— DOCUMENT EXCERPT —
>> start

We’re going to build a bar chart using ggplot2 showing the total RTR incidents by quarter. “Build” is the right word to use, because we’re going to start with something simple and build to something that’s just about publication ready.
Publication ready means the chart is designed and sized appropriately for where it will appear. Ggplot2 makes this easier, but there’s still some work needed by you.
Let’s start by loading in the libraries and data we need.
library(readr)
library(ggplot2)
library(ggthemes)
df <- read_csv("dfCrime.csv")
## Parsed with column specification:
## cols(
## Year_Quarter = col_character(),
## year = col_integer(),
## quarter = col_character(),
## Total_CFS = col_integer(),
## Total_arrests = col_integer(),
## Total_RTR = col_integer(),
## SOF_only = col_integer(),
## UOF_only = col_integer(),
## Transitions = col_integer()
## )
summary(df)
## Year_Quarter year quarter Total_CFS
## Length:12 Min. :2014 Length:12 Min. :18178
## Class :character 1st Qu.:2014 Class :character 1st Qu.:19663
## Mode :character Median :2015 Mode :character Median :21544
## Mean :2015 Mean :21341
## 3rd Qu.:2016 3rd Qu.:22753
## Max. :2016 Max. :24715
## Total_arrests Total_RTR SOF_only UOF_only
## Min. : 889.0 Min. :25.00 Min. : 6.00 Min. :15.00
## 1st Qu.: 947.8 1st Qu.:32.00 1st Qu.: 9.75 1st Qu.:16.00
## Median : 994.5 Median :35.50 Median :12.00 Median :19.50
## Mean :1013.2 Mean :39.67 Mean :11.67 Mean :21.92
## 3rd Qu.:1046.2 3rd Qu.:50.50 3rd Qu.:13.25 3rd Qu.:25.75
## Max. :1246.0 Max. :56.00 Max. :19.00 Max. :35.00
## Transitions
## Min. : 2.000
## 1st Qu.: 3.000
## Median : 6.500
## Mean : 6.083
## 3rd Qu.: 8.000
## Max. :12.000
Let’s create a basic bar chart
basebar <- ggplot(df) +
aes(x = Year_Quarter,
y = Total_RTR,
fill = factor(year)) +
geom_bar(stat="identity") +
coord_flip()
basebar
And that’s it. That’s all you need to do to create a bar chart. Everything after this bit of code is about the design of the chart - colors, labels, headlines and such.
Here’s what the code does:
basebar <- is the variable that stores the chart commands. This way we’re not generating charts in the plot window until we call it.
ggplot(df) + calls ggplot and tells it what dataframe to use.
aes(x = Year_Quarter, y = Total_RTR, fill = factor(year)) + aes generally stands for aesthetics. Going forward, it’s kind of the catch-all place to put a bunch of information. In this case, we’re telling ggplot that we want our X axis to be the Year_Quarter column and the Y axis to be Total_RTR. We’re going to start a bit fancy and have the bars colored by year, using fill = and setting year as a factor. If you recall, factors group common things in the year column together.
geom_bar(stat=“identity”) tells ggplot that we want to plot the values in Total_RTR, not count up the different values to make a histogram.

>> end

(Entries from a dataset)
>> start

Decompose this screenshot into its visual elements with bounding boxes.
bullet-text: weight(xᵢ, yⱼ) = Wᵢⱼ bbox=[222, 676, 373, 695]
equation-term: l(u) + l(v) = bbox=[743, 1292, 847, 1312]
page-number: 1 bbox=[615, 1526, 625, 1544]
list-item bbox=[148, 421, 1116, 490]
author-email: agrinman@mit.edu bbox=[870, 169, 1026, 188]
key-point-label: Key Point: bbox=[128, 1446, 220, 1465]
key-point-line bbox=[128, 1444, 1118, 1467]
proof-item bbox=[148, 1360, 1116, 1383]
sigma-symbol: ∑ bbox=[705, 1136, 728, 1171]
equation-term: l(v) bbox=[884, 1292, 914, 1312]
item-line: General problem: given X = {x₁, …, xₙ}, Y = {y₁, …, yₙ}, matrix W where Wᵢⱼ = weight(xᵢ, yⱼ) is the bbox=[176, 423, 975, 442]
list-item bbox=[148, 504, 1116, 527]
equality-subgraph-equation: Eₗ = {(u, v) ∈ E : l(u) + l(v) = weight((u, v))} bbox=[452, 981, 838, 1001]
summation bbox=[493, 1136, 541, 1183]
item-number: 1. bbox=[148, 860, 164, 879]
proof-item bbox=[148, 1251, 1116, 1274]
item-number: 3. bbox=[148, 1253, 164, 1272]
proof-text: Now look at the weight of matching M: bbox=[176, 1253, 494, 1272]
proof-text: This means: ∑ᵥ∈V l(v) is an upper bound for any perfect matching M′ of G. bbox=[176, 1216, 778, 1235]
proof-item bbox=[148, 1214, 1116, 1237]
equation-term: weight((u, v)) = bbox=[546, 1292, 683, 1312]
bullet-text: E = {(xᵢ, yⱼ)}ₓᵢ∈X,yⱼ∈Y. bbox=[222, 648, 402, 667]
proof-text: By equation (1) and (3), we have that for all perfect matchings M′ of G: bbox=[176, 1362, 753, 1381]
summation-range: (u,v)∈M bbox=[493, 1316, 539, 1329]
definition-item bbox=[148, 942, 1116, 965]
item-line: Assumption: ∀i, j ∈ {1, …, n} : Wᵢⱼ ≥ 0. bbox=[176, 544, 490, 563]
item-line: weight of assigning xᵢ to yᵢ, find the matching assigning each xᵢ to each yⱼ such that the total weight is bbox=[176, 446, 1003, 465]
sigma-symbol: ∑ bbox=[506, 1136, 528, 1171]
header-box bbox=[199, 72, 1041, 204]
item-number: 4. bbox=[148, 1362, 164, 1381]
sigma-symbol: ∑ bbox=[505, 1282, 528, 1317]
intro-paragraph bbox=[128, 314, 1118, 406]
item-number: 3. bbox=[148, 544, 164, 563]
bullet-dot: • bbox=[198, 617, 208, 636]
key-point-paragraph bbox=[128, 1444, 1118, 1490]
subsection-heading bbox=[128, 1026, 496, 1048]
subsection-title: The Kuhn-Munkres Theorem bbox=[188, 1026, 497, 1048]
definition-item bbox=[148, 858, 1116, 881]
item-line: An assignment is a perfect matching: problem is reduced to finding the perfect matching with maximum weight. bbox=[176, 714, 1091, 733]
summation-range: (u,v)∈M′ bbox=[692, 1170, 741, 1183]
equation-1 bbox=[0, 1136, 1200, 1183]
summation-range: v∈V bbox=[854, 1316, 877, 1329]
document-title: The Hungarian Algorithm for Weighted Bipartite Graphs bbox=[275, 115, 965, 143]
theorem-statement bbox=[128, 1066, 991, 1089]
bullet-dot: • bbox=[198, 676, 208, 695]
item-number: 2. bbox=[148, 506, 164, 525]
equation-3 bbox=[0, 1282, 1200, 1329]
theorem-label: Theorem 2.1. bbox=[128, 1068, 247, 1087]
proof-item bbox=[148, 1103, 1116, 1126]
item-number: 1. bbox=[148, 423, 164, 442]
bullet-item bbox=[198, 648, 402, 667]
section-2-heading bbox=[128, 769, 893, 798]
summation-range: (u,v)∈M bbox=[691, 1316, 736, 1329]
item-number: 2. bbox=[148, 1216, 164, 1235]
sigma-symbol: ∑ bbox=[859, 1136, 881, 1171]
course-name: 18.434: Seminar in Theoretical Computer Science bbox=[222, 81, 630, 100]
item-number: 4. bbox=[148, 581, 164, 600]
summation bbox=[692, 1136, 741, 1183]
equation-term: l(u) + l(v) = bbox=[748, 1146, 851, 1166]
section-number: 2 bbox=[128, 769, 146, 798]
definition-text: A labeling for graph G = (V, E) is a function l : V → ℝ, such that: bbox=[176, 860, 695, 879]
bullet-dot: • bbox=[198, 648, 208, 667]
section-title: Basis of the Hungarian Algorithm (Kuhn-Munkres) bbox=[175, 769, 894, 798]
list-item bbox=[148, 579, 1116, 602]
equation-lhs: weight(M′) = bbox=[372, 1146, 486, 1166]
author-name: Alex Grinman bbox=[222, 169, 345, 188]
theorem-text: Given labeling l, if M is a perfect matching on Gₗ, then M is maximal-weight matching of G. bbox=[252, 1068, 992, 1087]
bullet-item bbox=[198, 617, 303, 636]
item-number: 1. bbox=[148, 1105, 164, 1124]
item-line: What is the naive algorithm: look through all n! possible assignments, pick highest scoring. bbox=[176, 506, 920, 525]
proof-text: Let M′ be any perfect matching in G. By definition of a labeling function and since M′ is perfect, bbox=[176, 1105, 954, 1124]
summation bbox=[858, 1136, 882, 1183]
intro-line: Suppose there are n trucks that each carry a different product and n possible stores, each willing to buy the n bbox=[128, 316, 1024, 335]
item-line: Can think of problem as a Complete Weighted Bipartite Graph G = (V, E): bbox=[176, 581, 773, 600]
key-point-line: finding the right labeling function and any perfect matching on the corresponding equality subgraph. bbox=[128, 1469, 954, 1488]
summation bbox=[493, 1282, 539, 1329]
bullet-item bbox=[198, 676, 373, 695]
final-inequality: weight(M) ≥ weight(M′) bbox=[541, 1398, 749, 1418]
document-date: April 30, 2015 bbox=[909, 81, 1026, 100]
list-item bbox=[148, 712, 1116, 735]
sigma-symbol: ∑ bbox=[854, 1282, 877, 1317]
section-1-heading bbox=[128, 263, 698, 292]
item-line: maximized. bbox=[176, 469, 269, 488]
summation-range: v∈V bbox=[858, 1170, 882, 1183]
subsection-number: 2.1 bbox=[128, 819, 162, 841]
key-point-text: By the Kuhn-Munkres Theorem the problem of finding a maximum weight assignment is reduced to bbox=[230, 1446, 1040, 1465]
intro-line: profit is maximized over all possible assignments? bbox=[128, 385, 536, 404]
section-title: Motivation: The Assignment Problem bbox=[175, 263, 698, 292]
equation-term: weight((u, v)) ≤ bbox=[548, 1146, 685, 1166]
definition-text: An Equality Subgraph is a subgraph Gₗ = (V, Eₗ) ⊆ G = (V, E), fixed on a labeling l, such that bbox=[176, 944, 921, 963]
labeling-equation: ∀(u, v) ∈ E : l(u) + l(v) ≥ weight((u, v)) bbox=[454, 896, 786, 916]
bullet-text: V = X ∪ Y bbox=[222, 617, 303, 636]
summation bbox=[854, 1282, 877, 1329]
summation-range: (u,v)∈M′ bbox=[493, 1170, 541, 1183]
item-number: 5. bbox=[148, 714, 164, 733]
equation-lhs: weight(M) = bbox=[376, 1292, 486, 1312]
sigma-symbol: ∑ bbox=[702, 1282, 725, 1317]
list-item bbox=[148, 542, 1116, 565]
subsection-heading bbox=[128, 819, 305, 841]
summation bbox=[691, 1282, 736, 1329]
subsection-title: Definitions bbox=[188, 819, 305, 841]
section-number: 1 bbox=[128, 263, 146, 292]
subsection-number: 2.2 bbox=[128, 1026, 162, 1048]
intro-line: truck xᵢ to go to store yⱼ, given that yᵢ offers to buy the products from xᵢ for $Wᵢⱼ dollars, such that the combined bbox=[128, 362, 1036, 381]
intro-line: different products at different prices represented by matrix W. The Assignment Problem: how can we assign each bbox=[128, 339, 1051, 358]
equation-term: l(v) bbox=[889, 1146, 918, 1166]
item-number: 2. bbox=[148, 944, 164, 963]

>> end

— TASKS TO COMPLETE —
a – Print the entries verbatim, from their first line through the line containing "proof-item bbox=[148, 1360, 1116, 1383]".
b – Continue the ggplot2 bar chart tutorial from the point where it stops.

— ANSWERS BY TASK —
a –
Decompose this screenshot into its visual elements with bounding boxes.
bullet-text: weight(xᵢ, yⱼ) = Wᵢⱼ bbox=[222, 676, 373, 695]
equation-term: l(u) + l(v) = bbox=[743, 1292, 847, 1312]
page-number: 1 bbox=[615, 1526, 625, 1544]
list-item bbox=[148, 421, 1116, 490]
author-email: agrinman@mit.edu bbox=[870, 169, 1026, 188]
key-point-label: Key Point: bbox=[128, 1446, 220, 1465]
key-point-line bbox=[128, 1444, 1118, 1467]
proof-item bbox=[148, 1360, 1116, 1383]

b –
coord_flip() makes it a horizontal chart instead of vertical.
Right away, there’s a problem: The bars are sorted by the Year_Quarter column, but 2016 4Q is at the top and 2014 1Q is at the bottom. You want to have people read charts left-to-right and top-to-bottom. Unfortunately we can’t just have ggplot reverse the order - we have to give ggplot something to sort by. Here’s how we’ll do that:
df <-df[order(df$Year_Quarter),]
df$sort <- seq.int(nrow(df))
head(df)
## # A tibble: 6 x 10
## Year_Quarter year quarter Total_CFS Total_arrests Total_RTR SOF_only
## <chr> <int> <chr> <int> <int> <int> <int>
## 1 2014 1Q 2014 1Q 19217 989 32 12
## 2 2014 2Q 2014 2Q 21265 1178 25 7
## 3 2014 3Q 2014 3Q 21994 1246 36 11
## 4 2014 4Q 2014 4Q 18182 1047 28 6
## 5 2015 1Q 2015 1Q 18178 1014 34 10
## 6 2015 2Q 2015 2Q 19812 929 32 9
## # ... with 3 more variables: UOF_only <int>, Transitions <int>, sort <int>
df[order(df$Year_Quarter),] This simply sorts the dataframe df by the column Year_Quarter. If you look at df at this point, you’ll see it’s sorted with 2014 1Q at top. If you wanted to sort it in the opposite way, you would use -order[. That trailing comma ,] is important.
It would be great if ggplot respected that, but no. So we have to record the order that we want.
df$sort<-seq.int(nrow(df)) creates a new column df$sort and puts the number of each row seq.int(nrow(df)) into that column.
Look at the first six rows of the dataframe using head(df). On the very far left, you can see the row number. Now look at the sort column and you can see we’ve stored that number there.
Now let’s use that to sort our bar chart.
basebar <- ggplot(df) +
aes(x = reorder(Year_Quarter, -sort), # Sort
y = Total_RTR,
fill = factor(year)) +
geom_bar(stat="identity") +
coord_flip()
basebar
x=reorder(Year_Quarter,-sort), tells ggplot to reorder the X axis. We first give the column we want ggplot to use for X (Year_Quarter) then tell it what to reorder by: -sort. Try using just “sort” instead of “-sort” to see what happens.
This is nice, but let’s add some descriptive text.
basebar <- ggplot(df) +
aes(x = reorder(Year_Quarter, -sort),
y = Total_RTR,
fill = factor(year)) +
geom_bar(stat="identity") +
coord_flip()
# add all the titles.
basebar <- basebar + labs(
title="Response to resistance",
subtitle="Elgin police have increased their use of\nnon-lethal force in response to resistance.",
x="YEAR, QUARTER",
y="RESPONSE TO RESISTANCE INSTANCES",
caption="\nSource: Elgin police")
basebar
basebar <- basebar + labs( Here we’re building up our graphic. We’re saying take basebar and add + labs(, or labels to it and store it in basebar <-. That can be a bit confusing, but it makes sense when you say it like this: Basebar now equals whatever we did before plus all this new stuff.
Every thing else should be obvious, but I want to point out that we need to put in line breaks with “\n”, otherwise the text just keeps going. Sometimes you’ll have to put in a line break, run the plot and then adjust it again.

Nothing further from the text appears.